Copy each line containing the word "micron" from the records that follow, please.

Rows →
──────────────────────────────
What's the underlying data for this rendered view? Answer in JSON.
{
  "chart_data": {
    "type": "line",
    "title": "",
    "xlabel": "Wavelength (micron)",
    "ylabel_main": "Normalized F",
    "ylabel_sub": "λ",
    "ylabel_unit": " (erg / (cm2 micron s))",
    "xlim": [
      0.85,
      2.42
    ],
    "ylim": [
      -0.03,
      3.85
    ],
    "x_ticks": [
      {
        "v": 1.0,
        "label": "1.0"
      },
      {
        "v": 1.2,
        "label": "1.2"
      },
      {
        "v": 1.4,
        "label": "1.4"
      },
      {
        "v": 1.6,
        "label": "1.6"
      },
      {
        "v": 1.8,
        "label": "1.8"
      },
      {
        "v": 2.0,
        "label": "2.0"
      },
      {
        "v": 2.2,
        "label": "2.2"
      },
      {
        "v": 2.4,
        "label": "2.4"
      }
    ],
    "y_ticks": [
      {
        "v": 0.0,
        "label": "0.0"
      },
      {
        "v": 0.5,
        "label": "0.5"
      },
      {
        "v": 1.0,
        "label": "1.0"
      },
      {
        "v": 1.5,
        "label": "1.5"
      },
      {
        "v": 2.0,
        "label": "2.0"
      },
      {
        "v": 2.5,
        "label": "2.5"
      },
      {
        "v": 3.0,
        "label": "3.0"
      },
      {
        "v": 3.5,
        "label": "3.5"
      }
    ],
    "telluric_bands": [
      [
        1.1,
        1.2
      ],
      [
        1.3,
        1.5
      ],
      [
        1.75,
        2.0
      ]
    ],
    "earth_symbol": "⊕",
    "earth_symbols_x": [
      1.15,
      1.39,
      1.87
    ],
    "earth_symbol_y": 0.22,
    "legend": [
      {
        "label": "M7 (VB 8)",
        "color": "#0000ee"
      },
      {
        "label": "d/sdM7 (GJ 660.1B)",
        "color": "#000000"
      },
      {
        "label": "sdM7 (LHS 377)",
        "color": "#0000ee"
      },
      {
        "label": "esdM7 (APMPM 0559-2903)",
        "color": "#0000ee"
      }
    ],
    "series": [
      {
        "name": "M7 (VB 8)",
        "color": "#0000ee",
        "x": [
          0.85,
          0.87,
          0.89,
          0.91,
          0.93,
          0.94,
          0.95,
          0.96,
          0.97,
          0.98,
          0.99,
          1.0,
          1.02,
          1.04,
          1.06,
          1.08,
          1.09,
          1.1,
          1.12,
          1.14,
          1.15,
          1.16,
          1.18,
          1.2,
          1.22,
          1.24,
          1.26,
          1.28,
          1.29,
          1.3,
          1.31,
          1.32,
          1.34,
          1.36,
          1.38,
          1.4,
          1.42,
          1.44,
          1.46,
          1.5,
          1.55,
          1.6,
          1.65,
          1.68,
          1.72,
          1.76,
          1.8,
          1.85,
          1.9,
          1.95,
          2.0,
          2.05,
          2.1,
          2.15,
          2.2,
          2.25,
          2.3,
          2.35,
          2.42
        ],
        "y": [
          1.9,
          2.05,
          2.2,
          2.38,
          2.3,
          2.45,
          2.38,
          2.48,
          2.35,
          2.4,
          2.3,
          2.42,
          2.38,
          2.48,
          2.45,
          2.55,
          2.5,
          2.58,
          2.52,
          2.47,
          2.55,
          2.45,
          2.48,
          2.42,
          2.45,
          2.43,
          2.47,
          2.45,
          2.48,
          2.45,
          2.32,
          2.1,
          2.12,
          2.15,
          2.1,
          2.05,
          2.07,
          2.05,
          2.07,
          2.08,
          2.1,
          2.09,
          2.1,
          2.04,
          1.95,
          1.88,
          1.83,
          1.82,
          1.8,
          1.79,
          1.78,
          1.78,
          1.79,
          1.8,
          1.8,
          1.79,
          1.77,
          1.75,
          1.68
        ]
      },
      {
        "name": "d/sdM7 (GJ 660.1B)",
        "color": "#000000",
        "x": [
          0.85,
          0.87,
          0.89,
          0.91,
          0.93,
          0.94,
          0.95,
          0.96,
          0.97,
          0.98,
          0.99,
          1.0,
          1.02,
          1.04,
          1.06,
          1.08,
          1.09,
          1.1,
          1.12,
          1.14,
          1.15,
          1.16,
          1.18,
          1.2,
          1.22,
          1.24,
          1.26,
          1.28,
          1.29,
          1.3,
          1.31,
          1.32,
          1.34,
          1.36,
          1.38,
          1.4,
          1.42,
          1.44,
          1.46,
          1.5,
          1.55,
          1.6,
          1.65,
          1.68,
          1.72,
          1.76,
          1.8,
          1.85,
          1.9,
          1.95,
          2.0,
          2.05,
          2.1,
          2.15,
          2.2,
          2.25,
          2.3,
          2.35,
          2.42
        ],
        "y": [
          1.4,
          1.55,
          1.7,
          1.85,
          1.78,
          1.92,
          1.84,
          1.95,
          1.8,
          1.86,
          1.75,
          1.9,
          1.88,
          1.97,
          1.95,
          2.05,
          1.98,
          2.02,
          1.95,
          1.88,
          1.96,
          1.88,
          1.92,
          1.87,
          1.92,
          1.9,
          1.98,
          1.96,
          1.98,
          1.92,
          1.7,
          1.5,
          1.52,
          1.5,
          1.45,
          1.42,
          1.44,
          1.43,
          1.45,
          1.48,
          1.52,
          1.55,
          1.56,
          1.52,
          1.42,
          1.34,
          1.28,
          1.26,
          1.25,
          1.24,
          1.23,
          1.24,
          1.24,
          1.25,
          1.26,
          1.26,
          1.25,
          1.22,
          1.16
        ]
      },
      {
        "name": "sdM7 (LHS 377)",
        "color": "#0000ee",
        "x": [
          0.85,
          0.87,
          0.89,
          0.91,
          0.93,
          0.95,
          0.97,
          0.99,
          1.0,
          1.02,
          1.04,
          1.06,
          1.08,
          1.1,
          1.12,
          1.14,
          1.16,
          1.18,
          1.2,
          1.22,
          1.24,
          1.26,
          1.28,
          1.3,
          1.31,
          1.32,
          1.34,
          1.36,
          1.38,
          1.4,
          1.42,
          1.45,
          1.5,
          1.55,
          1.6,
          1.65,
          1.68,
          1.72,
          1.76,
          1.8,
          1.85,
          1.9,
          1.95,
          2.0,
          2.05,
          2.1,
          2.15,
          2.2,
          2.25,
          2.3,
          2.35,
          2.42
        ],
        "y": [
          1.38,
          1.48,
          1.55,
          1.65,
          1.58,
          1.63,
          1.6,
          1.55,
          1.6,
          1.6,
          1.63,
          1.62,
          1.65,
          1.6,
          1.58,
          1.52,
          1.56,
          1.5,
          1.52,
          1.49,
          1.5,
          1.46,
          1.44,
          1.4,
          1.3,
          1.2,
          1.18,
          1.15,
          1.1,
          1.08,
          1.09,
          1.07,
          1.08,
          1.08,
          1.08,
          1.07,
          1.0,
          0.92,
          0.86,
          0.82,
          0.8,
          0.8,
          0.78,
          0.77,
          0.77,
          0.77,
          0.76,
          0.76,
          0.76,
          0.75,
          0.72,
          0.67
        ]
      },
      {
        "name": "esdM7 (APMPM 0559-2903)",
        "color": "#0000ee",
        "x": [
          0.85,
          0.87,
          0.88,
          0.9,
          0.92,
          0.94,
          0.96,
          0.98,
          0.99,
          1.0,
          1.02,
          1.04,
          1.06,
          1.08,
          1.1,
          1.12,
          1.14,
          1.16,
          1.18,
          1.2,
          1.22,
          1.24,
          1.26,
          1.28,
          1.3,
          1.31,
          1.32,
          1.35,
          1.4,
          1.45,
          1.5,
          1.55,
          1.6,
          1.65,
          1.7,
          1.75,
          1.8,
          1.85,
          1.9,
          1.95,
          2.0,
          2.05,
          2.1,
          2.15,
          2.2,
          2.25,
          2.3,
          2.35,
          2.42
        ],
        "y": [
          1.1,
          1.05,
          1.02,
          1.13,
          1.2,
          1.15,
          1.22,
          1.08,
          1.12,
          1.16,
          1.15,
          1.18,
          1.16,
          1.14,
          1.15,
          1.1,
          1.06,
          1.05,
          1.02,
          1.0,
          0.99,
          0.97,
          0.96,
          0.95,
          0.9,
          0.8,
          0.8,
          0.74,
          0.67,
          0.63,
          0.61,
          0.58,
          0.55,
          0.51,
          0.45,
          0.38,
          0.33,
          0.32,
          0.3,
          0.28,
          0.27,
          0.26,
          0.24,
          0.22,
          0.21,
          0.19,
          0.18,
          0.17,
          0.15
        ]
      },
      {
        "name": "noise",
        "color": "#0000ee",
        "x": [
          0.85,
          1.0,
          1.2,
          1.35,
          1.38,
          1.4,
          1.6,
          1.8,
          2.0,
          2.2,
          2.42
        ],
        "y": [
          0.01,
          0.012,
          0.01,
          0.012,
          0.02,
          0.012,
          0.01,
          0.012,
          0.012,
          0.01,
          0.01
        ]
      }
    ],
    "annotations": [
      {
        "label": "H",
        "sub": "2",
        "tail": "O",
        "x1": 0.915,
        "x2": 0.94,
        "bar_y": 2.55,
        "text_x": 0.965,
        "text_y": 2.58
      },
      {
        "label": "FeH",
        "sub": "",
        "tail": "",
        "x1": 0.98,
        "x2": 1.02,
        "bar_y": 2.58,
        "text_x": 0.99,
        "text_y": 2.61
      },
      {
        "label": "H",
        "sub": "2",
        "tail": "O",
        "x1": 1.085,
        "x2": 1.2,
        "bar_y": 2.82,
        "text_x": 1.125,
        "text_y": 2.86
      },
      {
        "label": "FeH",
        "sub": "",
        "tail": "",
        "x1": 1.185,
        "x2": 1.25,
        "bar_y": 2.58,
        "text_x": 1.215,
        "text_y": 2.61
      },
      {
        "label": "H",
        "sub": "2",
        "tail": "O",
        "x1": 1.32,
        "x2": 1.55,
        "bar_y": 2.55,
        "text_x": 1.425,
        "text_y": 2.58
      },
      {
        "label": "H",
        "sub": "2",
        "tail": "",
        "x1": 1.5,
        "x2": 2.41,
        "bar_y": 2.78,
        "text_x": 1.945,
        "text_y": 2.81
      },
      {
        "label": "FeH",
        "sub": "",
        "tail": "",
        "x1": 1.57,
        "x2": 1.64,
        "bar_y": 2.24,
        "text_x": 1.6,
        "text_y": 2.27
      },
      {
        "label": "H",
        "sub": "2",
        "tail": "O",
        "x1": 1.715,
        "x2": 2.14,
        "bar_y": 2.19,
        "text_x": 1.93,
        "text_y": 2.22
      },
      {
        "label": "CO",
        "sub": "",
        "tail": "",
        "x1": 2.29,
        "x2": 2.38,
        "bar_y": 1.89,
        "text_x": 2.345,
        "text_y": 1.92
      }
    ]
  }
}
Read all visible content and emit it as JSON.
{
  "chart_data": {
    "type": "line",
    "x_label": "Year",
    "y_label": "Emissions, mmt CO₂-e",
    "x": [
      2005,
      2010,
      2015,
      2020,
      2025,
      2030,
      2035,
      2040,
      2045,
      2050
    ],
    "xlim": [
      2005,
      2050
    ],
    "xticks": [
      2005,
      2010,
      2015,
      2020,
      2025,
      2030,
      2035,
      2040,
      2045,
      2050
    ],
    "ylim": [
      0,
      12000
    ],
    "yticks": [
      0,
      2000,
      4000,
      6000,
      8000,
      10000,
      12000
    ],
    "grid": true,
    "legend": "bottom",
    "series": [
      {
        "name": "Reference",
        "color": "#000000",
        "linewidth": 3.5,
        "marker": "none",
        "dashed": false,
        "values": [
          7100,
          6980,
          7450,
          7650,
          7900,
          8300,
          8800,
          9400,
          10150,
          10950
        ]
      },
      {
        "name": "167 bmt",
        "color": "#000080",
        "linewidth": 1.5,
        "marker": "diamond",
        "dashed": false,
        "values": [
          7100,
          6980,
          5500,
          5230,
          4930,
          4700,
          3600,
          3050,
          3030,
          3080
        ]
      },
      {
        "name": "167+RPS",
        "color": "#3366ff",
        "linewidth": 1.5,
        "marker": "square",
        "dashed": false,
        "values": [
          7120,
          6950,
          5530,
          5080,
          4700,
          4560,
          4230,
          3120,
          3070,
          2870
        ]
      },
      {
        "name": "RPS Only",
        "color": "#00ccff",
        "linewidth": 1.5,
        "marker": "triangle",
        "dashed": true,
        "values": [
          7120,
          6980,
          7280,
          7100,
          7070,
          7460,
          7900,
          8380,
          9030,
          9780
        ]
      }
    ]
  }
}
──────────────────────────────
Result for this task →
    "xlabel": "Wavelength (micron)",
    "ylabel_unit": " (erg / (cm2 micron s))",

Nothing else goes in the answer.